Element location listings

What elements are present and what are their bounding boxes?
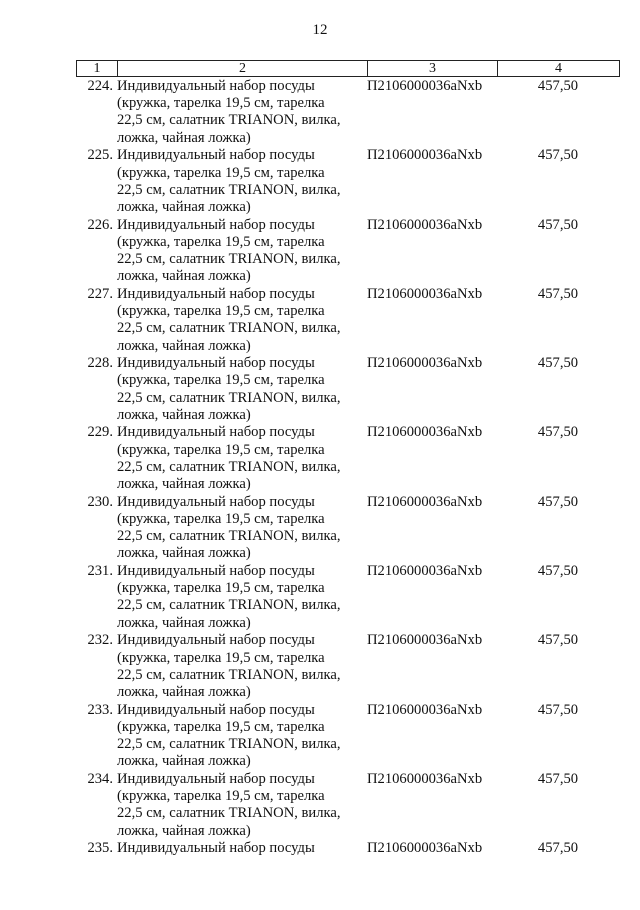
item-code: П2106000036aNxb: [367, 563, 483, 580]
table-row: [76, 355, 619, 424]
item-code: П2106000036aNxb: [367, 840, 483, 857]
item-name: Индивидуальный набор посуды (кружка, тарелка 19,5 см, тарелка 22,5 см, салатник TRIANON, вилка, ложка, чайная ложка): [117, 563, 341, 631]
row-number: 224.: [87, 78, 113, 94]
item-price: 457,50: [537, 632, 579, 649]
item-name: Индивидуальный набор посуды (кружка, тарелка 19,5 см, тарелка 22,5 см, салатник TRIANON, вилка, ложка, чайная ложка): [117, 216, 341, 285]
column-header-4: 4: [498, 61, 620, 77]
row-number: 226.: [87, 216, 113, 233]
item-name: Индивидуальный набор посуды (кружка, тарелка 19,5 см, тарелка 22,5 см, салатник TRIANON, вилка, ложка, чайная ложка): [117, 147, 341, 215]
item-code: П2106000036aNxb: [367, 493, 483, 510]
row-number: 232.: [87, 632, 113, 649]
item-price: 457,50: [537, 493, 579, 510]
table-row: [76, 217, 619, 286]
item-code: П2106000036aNxb: [367, 285, 483, 302]
row-number: 235.: [87, 840, 113, 857]
column-header-1: 1: [77, 61, 118, 77]
column-header-2: 2: [118, 61, 368, 77]
table-body: [76, 78, 619, 910]
item-name: Индивидуальный набор посуды (кружка, тарелка 19,5 см, тарелка 22,5 см, салатник TRIANON, вилка, ложка, чайная ложка): [117, 493, 341, 562]
item-name: Индивидуальный набор посуды (кружка, тарелка 19,5 см, тарелка 22,5 см, салатник TRIANON, вилка, ложка, чайная ложка): [117, 355, 341, 423]
row-number: 231.: [87, 563, 113, 580]
item-price: 457,50: [537, 563, 579, 580]
item-price: 457,50: [537, 770, 579, 787]
item-price: 457,50: [537, 701, 579, 718]
item-price: 457,50: [537, 424, 579, 441]
table-row: [76, 563, 619, 632]
table-row: [76, 702, 619, 771]
item-code: П2106000036aNxb: [367, 632, 483, 649]
table-row: [76, 771, 619, 840]
table-row: [76, 632, 619, 701]
row-number: 228.: [87, 355, 113, 372]
item-name: Индивидуальный набор посуды (кружка, тарелка 19,5 см, тарелка 22,5 см, салатник TRIANON, вилка, ложка, чайная ложка): [117, 770, 341, 839]
item-price: 457,50: [537, 216, 579, 233]
table-row: [76, 78, 619, 147]
item-code: П2106000036aNxb: [367, 355, 483, 372]
column-header-3: 3: [368, 61, 498, 77]
item-name: Индивидуальный набор посуды (кружка, тарелка 19,5 см, тарелка 22,5 см, салатник TRIANON, вилка, ложка, чайная ложка): [117, 701, 341, 770]
row-number: 230.: [87, 493, 113, 510]
item-code: П2106000036aNxb: [367, 147, 483, 164]
table-row: [76, 840, 619, 909]
row-number: 227.: [87, 285, 113, 302]
item-code: П2106000036aNxb: [367, 770, 483, 787]
row-number: 229.: [87, 424, 113, 441]
row-number: 225.: [87, 147, 113, 164]
item-price: 457,50: [537, 78, 579, 94]
item-code: П2106000036aNxb: [367, 216, 483, 233]
item-code: П2106000036aNxb: [367, 701, 483, 718]
item-price: 457,50: [537, 840, 579, 857]
item-price: 457,50: [537, 355, 579, 372]
item-name: Индивидуальный набор посуды (кружка, тарелка 19,5 см, тарелка 22,5 см, салатник TRIANON, вилка, ложка, чайная ложка): [117, 632, 341, 700]
table-row: [76, 494, 619, 563]
page-number: 12: [312, 22, 328, 38]
item-name: Индивидуальный набор посуды (кружка, тарелка 19,5 см, тарелка 22,5 см, салатник TRIANON, вилка, ложка, чайная ложка): [117, 285, 341, 354]
table-row: [76, 147, 619, 216]
row-number: 233.: [87, 701, 113, 718]
column-header-row: [76, 60, 620, 77]
table-row: [76, 424, 619, 493]
table-row: [76, 286, 619, 355]
row-number: 234.: [87, 770, 113, 787]
item-name: Индивидуальный набор посуды (кружка, тарелка 19,5 см, тарелка 22,5 см, салатник TRIANON, вилка, ложка, чайная ложка): [117, 424, 341, 493]
item-name: Индивидуальный набор посуды (кружка, тарелка 19,5 см, тарелка 22,5 см, салатник TRIANON, вилка, ложка, чайная ложка): [117, 78, 341, 146]
item-code: П2106000036aNxb: [367, 424, 483, 441]
item-price: 457,50: [537, 147, 579, 164]
item-code: П2106000036aNxb: [367, 78, 483, 94]
item-price: 457,50: [537, 285, 579, 302]
item-name: Индивидуальный набор посуды: [117, 840, 315, 857]
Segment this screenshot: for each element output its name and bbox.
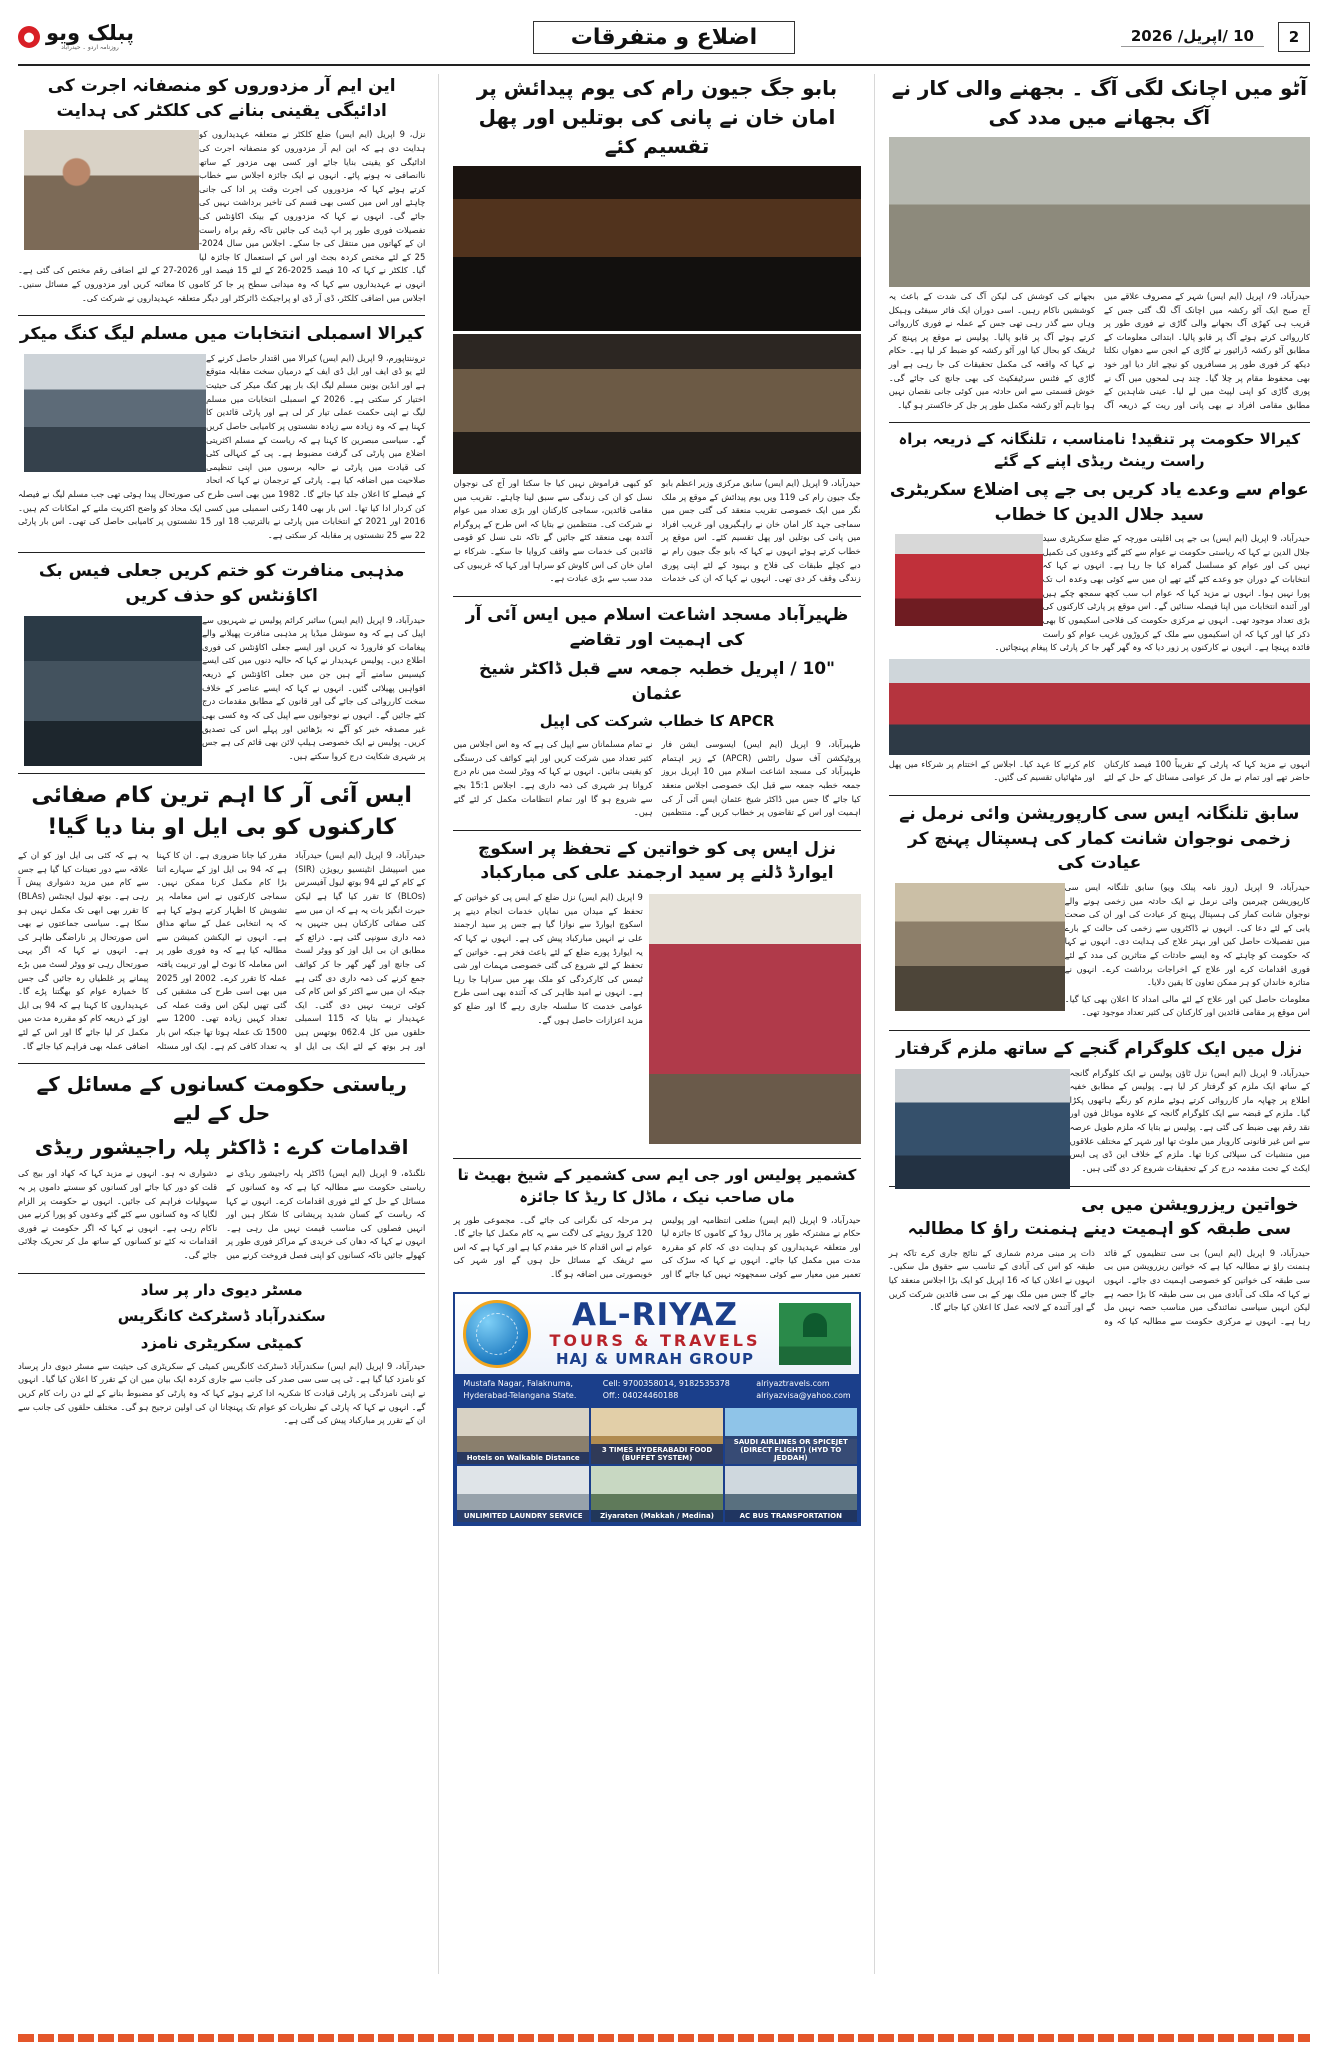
column-left (18, 74, 439, 1974)
issue-date: 10 /اپریل/ 2026 (1121, 27, 1264, 47)
article-body: حیدرآباد، 9؍ اپریل (ایم ایس) شہر کے مصروف علاقے میں آج صبح ایک آٹو رکشہ میں اچانک آگ لگ گئی جس کے قریب ہی کھڑی آگ بجھانے والی گاڑی نے فوری طور پر کارروائی کرتے ہوئے آگ پر قابو پالیا۔ ابتدائی معلومات کے مطابق آٹو رکشہ ڈرائیور نے گاڑی کے انجن سے دھواں نکلتا دیکھ کر فوری طور پر مسافروں کو نیچے اتار دیا اور خود بھی محفوظ مقام پر چلا گیا۔ چند ہی لمحوں میں آگ نے پوری گاڑی کو اپنی لپیٹ میں لے لیا۔ عینی شاہدین کے مطابق مقامی افراد نے بھی پانی اور ریت کے ذریعہ آگ بجھانے کی کوشش کی لیکن آگ کی شدت کے باعث یہ کوششیں ناکام رہیں۔ اسی دوران ایک فائر سیفٹی وہیکل وہاں سے گذر رہی تھی جس کے عملہ نے فوری کارروائی کرتے ہوئے آگ پر قابو پالیا۔ پولیس نے موقع پر پہنچ کر ٹریفک کو بحال کیا اور آٹو رکشہ کو ضبط کر لیا ہے۔ حکام نے کہا کہ واقعہ کی مکمل تحقیقات کی جا رہی ہے اور گاڑی کے فٹنس سرٹیفکیٹ کی بھی جانچ کی جائے گی۔ خوش قسمتی سے اس حادثہ میں کوئی جانی نقصان نہیں ہوا تاہم آٹو رکشہ مکمل طور پر جل کر خاکستر ہو گیا۔ (888, 291, 1311, 410)
headline: بابو جگ جیون رام کی یوم پیدائش پر امان خان نے پانی کی بوتلیں اور پھل تقسیم کئے (476, 76, 838, 158)
headline-kicker: کیرالا حکومت پر تنقید! نامناسب ، تلنگانہ کے ذریعہ براہ راست رینٹ ریڈی اپنے کے گئے (898, 430, 1301, 471)
logo-mark-icon: ● (18, 26, 40, 48)
column-middle (453, 74, 874, 1974)
article-body: تروننتاپورم، 9 اپریل (ایم ایس) کیرالا میں اقتدار حاصل کرنے کے لئے یو ڈی ایف اور ایل ڈی ایف کے درمیان سخت مقابلہ متوقع ہے اور انڈین یونین مسلم لیگ ایک بار پھر کنگ میکر کی حیثیت اختیار کر سکتی ہے۔ 2026 کے اسمبلی انتخابات میں مسلم لیگ نے اپنی حکمت عملی تیار کر لی ہے اور پارٹی قائدین کا کہنا ہے کہ وہ زیادہ سے زیادہ نشستوں پر کامیابی حاصل کریں گے۔ سیاسی مبصرین کا کہنا ہے کہ ریاست کے مسلم اکثریتی اضلاع میں پارٹی کی گرفت مضبوط ہے۔ پی کے کنہالی کٹی کی قیادت میں پارٹی نے حالیہ برسوں میں اپنی تنظیمی صلاحیت میں اضافہ کیا ہے۔ پارٹی کے ترجمان نے کہا کہ اتحاد کے فیصلے کا اعلان جلد کیا جائے گا۔ 1982 میں بھی اسی طرح کی صورتحال پیدا ہوئی تھی جب مسلم لیگ نے فیصلہ کن کردار ادا کیا تھا۔ اس بار بھی 140 رکنی اسمبلی میں کسی ایک محاذ کو واضح اکثریت ملنے کے امکانات کم ہیں۔ 2016 اور 2021 کے انتخابات میں پارٹی نے بالترتیب 18 اور 15 نشستوں پر کامیابی حاصل کی تھی۔ اس بار پارٹی 22 سے 25 نشستوں پر مقابلہ کر سکتی ہے۔ (18, 352, 426, 540)
article-body: نزل، 9 اپریل (ایم ایس) ضلع کلکٹر نے متعلقہ عہدیداروں کو ہدایت دی ہے کہ این ایم آر مزدوروں کو منصفانہ اجرت کی ادائیگی کو یقینی بنایا جائے اور کسی بھی مزدور کے ساتھ ناانصافی نہ ہونے پائے۔ انہوں نے ایک جائزہ اجلاس سے خطاب کرتے ہوئے کہا کہ مزدوروں کی اجرت وقت پر ادا کی جانی چاہئے اور اس میں کسی بھی قسم کی تاخیر برداشت نہیں کی جائے گی۔ انہوں نے کہا کہ مزدوروں کے بینک اکاؤنٹس کی تفصیلات فوری طور پر اپ ڈیٹ کی جائیں تاکہ رقم براہ راست ان کے کھاتوں میں منتقل کی جا سکے۔ اجلاس میں سال 2024-25 کے لئے مختص کردہ بجٹ اور اس کے استعمال کا جائزہ لیا گیا۔ کلکٹر نے کہا کہ 10 فیصد 2025-26 کے لئے 15 فیصد اور 2026-27 کے لئے اضافی رقم مختص کی گئی ہے۔ انہوں نے عہدیداروں سے کہا کہ وہ میدانی سطح پر جا کر کاموں کا معائنہ کریں اور مزدوروں کے مسائل سنیں۔ اجلاس میں اضافی کلکٹر، ڈی آر ڈی او پراجیکٹ ڈائرکٹر اور دیگر متعلقہ عہدیداروں نے شرکت کی۔ (18, 129, 426, 303)
article-body: حیدرآباد، 9 اپریل (ایم ایس) حیدرآباد میں اسپیشل انٹینسیو ریویژن (SIR) کے کام کے لئے 94 بوتھ لیول آفیسرس (BLOs) کا تقرر کیا گیا ہے لیکن حیرت انگیز بات یہ ہے کہ ان میں سے کئی صفائی کارکنان ہیں جنہیں یہ ذمہ داری سونپی گئی ہے۔ ذرائع کے مطابق ان بی ایل اوز کو ووٹر لسٹ کی جانچ اور گھر گھر جا کر کوائف جمع کرنے کی ذمہ داری دی گئی ہے جبکہ ان میں سے اکثر کو اس کام کی کوئی تربیت نہیں دی گئی۔ ایک عہدیدار نے بتایا کہ 115 اسمبلی حلقوں میں کل 062.4 بوتھس ہیں اور ہر بوتھ کے لئے ایک بی ایل او مقرر کیا جانا ضروری ہے۔ ان کا کہنا ہے کہ 94 بی ایل اوز کے سہارے اتنا بڑا کام مکمل کرنا ممکن نہیں۔ سماجی کارکنوں نے اس معاملہ پر تشویش کا اظہار کرتے ہوئے کہا ہے کہ یہ انتخابی عمل کے ساتھ مذاق ہے۔ انہوں نے الیکشن کمیشن سے مطالبہ کیا ہے کہ وہ فوری طور پر اس معاملہ کا نوٹ لے اور تربیت یافتہ عملہ کا تقرر کرے۔ 2002 اور 2025 میں بھی اسی طرح کی مشقیں کی گئی تھیں لیکن اس وقت عملہ کی تعداد کہیں زیادہ تھی۔ 1200 سے 1500 تک عملہ ہوتا تھا جبکہ اس بار یہ تعداد کافی کم ہے۔ ایک اور مسئلہ یہ ہے کہ کئی بی ایل اوز کو ان کے علاقہ سے دور تعینات کیا گیا ہے جس سے کام میں مزید دشواری پیش آ رہی ہے۔ بوتھ لیول ایجنٹس (BLAs) کا تقرر بھی ابھی تک مکمل نہیں ہو سکا ہے۔ سیاسی جماعتوں نے بھی اس صورتحال پر ناراضگی ظاہر کی ہے۔ انہوں نے کہا کہ اگر یہی صورتحال رہی تو ووٹر لسٹ میں بڑے پیمانے پر غلطیاں رہ جائیں گی جس کا خمیازہ عوام کو بھگتنا پڑے گا۔ عہدیداروں کا کہنا ہے کہ 94 بی ایل اوز کے ذریعہ کام کو مقررہ مدت میں مکمل کر لیا جائے گا اور اس کے لئے اضافی عملہ بھی فراہم کیا جائے گا۔ (18, 850, 426, 1051)
article-body: حیدرآباد، 9 اپریل (ایم ایس) بی سی تنظیموں کے قائد ہنمنت راؤ نے مطالبہ کیا ہے کہ خواتین ریزرویشن میں بی سی طبقہ کی خواتین کو خصوصی اہمیت دی جائے۔ انہوں نے کہا کہ ملک کی آبادی میں بی سی طبقہ کا بڑا حصہ ہے لیکن انہیں سیاسی نمائندگی میں مناسب حصہ نہیں مل رہا ہے۔ انہوں نے مرکزی حکومت سے مطالبہ کیا کہ وہ ذات پر مبنی مردم شماری کے نتائج جاری کرے تاکہ ہر طبقہ کو اس کی آبادی کے تناسب سے حقوق مل سکیں۔ انہوں نے اعلان کیا کہ 16 اپریل کو ایک بڑا اجلاس منعقد کیا جائے گا جس میں ملک بھر کے بی سی قائدین شرکت کریں گے اور آئندہ کے لائحہ عمل کا اعلان کیا جائے گا۔ (888, 1247, 1310, 1326)
headline: این ایم آر مزدوروں کو منصفانہ اجرت کی ادائیگی یقینی بنانے کی کلکٹر کی ہدایت (47, 76, 396, 121)
headline-1: ظہیرآباد مسجد اشاعت اسلام میں ایس آئی آر کی اہمیت اور تقاضے (465, 604, 849, 650)
headline-1: مسٹر دیوی دار پر ساد (140, 1280, 303, 1299)
ad-website[interactable]: alriyaztravels.com (756, 1378, 830, 1388)
article-body: نلگنڈہ، 9 اپریل (ایم ایس) ڈاکٹر پلہ راجیشور ریڈی نے ریاستی حکومت سے مطالبہ کیا ہے کہ وہ کسانوں کے مسائل کے حل کے لئے فوری اقدامات کرے۔ انہوں نے کہا کہ ریاست کے کسان شدید پریشانی کا شکار ہیں اور انہیں فصلوں کی مناسب قیمت نہیں مل رہی ہے۔ انہوں نے کہا کہ دھان کی خریدی کے مراکز فوری طور پر کھولے جائیں تاکہ کسانوں کو اپنی فصل فروخت کرنے میں دشواری نہ ہو۔ انہوں نے مزید کہا کہ کھاد اور بیج کی قلت کو دور کیا جائے اور کسانوں کو سستے داموں پر یہ سہولیات فراہم کی جائیں۔ انہوں نے حکومت پر الزام لگایا کہ وہ کسانوں سے کئے گئے وعدوں کو پورا کرنے میں ناکام رہی ہے۔ انہوں نے کہا کہ اگر حکومت نے فوری اقدامات نہ کئے تو کسانوں کے ساتھ مل کر تحریک چلائی جائے گی۔ (18, 1168, 426, 1260)
ad-group: HAJ & UMRAH GROUP (555, 1349, 755, 1368)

TASK TO COMPLETE
Update the rows from the line that has "column-left (18, 74, 439, 1974)" through the line that has "issue-date: 10 /اپریل/" by replacing "issue-date" with "publication-date", and give only those lines with everything else unchanged.

RESPONSE TO THE EXERCISE
column-left (18, 74, 439, 1974)
publication-date: 10 /اپریل/ 2026 (1121, 27, 1264, 47)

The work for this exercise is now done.